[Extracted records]
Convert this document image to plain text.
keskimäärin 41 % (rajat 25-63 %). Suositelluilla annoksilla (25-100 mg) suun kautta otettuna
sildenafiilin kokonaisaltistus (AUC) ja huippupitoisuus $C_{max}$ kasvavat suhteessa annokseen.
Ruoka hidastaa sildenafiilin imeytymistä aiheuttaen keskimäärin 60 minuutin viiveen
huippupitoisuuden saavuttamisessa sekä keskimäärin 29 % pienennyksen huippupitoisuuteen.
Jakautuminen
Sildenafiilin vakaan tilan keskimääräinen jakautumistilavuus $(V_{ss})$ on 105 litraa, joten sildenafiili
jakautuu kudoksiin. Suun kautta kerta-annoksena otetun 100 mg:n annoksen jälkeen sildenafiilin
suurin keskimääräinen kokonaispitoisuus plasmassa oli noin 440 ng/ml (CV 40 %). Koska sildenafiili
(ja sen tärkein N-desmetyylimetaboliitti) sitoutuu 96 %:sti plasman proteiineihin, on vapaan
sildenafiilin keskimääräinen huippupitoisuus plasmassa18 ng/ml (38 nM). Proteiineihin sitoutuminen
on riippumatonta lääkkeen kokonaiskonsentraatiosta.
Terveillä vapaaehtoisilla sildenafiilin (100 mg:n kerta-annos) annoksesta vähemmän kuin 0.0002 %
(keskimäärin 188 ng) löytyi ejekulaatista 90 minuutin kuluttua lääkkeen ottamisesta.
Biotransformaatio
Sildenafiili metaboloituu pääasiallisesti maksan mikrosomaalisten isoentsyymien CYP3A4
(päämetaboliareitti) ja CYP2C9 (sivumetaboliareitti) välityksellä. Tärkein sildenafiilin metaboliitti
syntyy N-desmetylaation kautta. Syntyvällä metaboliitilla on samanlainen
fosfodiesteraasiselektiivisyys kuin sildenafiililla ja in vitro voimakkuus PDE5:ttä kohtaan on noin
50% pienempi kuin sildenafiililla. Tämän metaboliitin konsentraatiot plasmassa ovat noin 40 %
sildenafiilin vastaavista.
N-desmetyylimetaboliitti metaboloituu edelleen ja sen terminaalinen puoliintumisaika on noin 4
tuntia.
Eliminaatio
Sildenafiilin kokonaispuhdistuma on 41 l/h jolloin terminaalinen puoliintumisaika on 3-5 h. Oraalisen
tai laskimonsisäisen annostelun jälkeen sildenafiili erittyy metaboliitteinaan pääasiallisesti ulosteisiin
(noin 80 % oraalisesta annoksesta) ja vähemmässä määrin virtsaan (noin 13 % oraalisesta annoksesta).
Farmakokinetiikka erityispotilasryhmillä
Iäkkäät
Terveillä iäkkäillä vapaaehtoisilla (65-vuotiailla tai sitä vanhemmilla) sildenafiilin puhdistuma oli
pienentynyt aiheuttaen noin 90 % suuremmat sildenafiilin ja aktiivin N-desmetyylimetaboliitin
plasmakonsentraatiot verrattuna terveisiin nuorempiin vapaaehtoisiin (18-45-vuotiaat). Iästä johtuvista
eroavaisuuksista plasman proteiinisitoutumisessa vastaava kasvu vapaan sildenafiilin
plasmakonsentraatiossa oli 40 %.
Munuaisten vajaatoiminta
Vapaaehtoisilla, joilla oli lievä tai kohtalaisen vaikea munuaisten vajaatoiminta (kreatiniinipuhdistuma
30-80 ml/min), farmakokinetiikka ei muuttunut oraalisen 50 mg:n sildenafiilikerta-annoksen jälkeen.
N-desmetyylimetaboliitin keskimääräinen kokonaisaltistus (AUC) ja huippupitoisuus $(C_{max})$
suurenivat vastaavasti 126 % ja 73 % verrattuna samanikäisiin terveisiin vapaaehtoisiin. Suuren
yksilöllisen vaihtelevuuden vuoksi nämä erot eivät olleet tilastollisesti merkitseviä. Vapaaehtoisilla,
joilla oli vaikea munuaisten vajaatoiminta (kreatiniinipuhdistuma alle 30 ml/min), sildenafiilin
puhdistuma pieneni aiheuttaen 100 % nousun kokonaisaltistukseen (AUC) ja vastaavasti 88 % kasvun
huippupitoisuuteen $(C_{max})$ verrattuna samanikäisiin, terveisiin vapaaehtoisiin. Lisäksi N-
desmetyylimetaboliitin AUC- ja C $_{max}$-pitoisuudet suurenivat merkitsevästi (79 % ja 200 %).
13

## Exercise goal
Find the lines above holding the word "Terveillä" and show them.

## Solution
Terveillä vapaaehtoisilla sildenafiilin (100 mg:n kerta-annos) annoksesta vähemmän kuin 0.0002 %
Terveillä iäkkäillä vapaaehtoisilla (65-vuotiailla tai sitä vanhemmilla) sildenafiilin puhdistuma oli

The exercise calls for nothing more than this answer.